- _Direction_
Tally the lines below that contain "JSON". The number is the whole answer.

- _Stored data_
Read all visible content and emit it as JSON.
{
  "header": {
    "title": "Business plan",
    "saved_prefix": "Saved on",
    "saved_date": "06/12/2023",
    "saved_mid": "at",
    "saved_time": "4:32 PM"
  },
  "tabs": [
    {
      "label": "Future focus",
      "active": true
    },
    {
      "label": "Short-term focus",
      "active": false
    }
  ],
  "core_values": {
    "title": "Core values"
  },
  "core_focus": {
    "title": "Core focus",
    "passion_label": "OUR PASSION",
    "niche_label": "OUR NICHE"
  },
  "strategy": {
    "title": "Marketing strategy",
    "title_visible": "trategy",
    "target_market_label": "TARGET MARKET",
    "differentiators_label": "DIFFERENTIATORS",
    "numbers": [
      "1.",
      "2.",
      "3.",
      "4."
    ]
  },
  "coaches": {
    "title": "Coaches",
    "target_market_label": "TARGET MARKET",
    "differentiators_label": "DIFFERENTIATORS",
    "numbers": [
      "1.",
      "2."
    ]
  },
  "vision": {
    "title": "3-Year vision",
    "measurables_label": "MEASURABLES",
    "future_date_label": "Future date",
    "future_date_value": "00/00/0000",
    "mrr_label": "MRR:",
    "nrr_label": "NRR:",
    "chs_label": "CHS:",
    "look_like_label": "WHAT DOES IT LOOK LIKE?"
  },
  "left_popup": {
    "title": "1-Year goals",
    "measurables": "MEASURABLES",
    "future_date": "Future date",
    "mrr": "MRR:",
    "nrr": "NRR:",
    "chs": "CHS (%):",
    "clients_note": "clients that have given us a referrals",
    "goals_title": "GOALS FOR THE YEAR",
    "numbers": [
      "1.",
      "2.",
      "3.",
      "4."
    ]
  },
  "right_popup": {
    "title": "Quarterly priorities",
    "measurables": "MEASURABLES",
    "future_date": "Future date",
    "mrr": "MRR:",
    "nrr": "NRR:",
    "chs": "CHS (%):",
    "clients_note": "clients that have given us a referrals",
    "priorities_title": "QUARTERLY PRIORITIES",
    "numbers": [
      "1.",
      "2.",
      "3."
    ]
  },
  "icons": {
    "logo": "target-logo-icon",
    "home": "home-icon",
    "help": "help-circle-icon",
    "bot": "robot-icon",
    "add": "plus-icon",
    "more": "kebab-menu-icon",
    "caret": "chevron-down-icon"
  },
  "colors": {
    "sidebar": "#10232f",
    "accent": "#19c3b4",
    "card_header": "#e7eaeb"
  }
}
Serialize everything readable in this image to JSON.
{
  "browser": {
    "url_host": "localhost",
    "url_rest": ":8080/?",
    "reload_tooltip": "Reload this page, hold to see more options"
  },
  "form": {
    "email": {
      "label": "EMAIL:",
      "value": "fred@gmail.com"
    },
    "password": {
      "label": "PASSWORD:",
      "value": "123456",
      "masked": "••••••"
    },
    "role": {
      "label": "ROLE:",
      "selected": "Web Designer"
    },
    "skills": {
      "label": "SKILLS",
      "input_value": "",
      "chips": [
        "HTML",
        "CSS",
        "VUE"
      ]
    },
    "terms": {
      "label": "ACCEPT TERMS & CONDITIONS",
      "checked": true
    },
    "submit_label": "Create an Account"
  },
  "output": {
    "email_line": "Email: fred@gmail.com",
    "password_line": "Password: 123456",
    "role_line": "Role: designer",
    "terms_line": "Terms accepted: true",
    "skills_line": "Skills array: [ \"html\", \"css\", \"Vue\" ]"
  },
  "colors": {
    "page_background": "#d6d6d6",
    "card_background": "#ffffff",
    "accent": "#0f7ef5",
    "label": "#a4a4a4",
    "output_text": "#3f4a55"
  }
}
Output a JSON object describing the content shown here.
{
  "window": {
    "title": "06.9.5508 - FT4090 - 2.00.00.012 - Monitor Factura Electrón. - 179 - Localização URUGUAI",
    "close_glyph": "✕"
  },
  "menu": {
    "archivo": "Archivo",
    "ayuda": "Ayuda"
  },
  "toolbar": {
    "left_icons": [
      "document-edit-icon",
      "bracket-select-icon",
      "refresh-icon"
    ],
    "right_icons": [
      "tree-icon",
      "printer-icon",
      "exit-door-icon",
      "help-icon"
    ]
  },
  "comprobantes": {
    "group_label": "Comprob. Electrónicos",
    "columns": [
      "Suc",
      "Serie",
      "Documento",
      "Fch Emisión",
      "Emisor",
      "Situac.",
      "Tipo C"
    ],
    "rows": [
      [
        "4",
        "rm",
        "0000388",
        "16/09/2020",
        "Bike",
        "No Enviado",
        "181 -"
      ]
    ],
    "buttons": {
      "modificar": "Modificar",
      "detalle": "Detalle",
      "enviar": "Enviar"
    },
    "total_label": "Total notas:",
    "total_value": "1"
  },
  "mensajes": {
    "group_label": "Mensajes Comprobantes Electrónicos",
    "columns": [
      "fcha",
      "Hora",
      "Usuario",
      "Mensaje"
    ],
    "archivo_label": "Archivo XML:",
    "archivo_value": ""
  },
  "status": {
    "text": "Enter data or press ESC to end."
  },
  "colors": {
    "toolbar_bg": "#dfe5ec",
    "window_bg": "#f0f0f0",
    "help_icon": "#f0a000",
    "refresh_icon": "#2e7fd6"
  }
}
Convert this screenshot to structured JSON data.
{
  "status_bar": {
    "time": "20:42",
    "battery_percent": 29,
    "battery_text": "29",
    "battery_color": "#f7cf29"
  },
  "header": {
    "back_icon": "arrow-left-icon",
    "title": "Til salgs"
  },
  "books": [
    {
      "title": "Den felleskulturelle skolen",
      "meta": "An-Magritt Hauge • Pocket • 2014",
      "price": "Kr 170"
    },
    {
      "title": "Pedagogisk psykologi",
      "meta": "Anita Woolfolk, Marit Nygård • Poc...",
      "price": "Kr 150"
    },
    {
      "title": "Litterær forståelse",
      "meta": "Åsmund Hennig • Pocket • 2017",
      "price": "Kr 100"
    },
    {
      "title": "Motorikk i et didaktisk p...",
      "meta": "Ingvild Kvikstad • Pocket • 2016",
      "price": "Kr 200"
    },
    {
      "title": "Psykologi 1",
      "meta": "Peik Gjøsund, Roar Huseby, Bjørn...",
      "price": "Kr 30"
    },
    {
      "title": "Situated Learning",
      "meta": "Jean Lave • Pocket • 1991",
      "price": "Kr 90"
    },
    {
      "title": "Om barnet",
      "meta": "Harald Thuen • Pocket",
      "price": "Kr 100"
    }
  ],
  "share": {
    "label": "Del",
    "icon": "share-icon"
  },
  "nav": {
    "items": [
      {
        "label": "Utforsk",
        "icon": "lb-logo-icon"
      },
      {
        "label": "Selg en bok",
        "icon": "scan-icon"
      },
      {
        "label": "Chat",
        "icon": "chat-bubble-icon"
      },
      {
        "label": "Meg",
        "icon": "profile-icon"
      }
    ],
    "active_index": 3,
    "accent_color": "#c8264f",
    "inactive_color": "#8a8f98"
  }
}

- _Complete output_
4